JOB:
Return each line containing the string "Actividad".
--- BEGIN MATERIAL FOR THE TASK ---
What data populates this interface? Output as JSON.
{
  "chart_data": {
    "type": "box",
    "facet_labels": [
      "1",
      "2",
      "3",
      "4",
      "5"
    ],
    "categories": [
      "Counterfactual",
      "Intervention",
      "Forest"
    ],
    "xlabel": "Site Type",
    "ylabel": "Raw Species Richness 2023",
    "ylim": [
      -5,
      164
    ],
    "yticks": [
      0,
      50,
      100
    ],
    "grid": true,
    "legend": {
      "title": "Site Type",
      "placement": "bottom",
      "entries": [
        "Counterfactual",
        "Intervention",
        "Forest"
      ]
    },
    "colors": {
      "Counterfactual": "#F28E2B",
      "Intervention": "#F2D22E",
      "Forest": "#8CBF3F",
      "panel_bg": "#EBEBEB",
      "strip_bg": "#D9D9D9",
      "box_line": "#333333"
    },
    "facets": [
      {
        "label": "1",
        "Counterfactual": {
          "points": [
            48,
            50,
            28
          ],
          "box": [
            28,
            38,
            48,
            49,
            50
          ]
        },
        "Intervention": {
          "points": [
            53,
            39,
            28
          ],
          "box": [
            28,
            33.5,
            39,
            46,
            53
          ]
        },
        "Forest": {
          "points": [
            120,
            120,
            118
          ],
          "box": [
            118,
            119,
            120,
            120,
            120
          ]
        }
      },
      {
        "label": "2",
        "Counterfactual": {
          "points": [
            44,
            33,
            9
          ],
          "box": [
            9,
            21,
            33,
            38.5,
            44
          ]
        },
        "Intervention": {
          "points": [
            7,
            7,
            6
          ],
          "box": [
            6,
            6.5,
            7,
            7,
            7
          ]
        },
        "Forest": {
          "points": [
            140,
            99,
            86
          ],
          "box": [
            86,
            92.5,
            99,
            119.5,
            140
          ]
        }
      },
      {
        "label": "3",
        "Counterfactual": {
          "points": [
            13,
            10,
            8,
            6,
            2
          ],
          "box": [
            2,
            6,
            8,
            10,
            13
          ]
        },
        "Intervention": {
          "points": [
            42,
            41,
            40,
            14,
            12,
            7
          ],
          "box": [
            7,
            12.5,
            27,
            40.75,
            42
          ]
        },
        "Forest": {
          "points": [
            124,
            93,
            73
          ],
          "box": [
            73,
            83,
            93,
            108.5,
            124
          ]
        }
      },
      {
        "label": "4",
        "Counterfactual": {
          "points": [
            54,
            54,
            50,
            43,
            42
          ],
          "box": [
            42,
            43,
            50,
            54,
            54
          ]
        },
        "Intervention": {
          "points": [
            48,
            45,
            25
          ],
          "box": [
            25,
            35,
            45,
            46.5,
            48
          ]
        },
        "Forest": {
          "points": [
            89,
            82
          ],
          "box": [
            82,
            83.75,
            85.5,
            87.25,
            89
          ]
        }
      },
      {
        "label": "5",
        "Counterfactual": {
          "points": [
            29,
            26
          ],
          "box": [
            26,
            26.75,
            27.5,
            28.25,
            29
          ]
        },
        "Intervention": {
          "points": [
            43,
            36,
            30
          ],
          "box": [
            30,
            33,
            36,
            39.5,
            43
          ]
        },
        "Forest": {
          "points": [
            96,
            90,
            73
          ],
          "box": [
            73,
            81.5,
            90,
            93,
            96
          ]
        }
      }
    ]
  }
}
--- END MATERIAL FOR THE TASK ---
--- BEGIN MATERIAL FOR THE TASK ---
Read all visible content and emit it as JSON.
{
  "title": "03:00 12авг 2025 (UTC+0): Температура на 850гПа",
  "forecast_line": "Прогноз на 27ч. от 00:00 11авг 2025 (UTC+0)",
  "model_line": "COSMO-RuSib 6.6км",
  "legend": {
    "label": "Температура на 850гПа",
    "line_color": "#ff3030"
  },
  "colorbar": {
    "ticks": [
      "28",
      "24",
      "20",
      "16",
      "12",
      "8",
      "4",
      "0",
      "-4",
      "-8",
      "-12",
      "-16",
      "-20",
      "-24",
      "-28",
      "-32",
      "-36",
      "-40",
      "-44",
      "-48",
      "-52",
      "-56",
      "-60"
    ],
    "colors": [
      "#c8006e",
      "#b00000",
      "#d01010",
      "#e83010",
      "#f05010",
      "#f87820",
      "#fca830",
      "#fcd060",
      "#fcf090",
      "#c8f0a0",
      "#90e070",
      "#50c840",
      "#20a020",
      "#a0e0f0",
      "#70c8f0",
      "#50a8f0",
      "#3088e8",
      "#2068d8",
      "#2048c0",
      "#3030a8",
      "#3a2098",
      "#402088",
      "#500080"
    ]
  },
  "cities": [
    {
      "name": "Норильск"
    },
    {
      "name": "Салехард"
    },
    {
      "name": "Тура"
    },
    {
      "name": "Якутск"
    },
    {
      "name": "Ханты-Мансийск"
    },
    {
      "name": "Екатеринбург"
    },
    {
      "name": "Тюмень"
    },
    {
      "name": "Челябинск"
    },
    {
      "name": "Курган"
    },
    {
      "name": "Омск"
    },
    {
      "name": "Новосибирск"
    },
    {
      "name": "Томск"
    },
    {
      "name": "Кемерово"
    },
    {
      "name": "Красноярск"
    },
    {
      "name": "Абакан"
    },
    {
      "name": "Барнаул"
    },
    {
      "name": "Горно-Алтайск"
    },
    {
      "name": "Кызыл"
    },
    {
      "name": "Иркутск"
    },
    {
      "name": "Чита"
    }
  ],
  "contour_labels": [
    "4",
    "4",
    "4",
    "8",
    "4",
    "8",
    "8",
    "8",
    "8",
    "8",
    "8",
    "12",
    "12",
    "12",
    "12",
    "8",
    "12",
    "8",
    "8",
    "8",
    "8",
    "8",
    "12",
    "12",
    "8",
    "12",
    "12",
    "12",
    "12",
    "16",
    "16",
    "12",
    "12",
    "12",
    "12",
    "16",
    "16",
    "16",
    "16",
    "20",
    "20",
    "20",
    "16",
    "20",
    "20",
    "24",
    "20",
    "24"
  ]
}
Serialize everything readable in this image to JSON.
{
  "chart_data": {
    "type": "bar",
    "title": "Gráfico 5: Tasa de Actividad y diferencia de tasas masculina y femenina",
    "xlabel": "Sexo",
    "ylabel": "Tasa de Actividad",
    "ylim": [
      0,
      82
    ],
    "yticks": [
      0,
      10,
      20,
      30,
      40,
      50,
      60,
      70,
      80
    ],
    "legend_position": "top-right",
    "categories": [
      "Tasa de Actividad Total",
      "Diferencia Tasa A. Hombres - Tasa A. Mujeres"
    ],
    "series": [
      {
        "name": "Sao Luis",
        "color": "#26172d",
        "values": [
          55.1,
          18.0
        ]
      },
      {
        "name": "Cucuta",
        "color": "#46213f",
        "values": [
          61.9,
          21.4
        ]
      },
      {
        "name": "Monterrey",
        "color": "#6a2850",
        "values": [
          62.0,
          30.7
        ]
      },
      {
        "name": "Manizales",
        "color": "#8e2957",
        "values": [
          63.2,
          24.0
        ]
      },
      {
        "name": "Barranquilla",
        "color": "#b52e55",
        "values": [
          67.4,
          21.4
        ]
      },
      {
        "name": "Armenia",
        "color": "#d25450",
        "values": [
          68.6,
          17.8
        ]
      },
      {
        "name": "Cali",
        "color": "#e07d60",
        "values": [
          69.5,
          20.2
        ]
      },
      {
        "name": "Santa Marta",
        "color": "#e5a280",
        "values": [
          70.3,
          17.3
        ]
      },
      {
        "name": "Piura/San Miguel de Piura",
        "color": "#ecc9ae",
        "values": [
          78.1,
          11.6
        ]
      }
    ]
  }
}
--- END MATERIAL FOR THE TASK ---
OUTPUT FOR THIS EXERCISE:
    "title": "Gráfico 5: Tasa de Actividad y diferencia de tasas masculina y femenina",
    "ylabel": "Tasa de Actividad",
      "Tasa de Actividad Total",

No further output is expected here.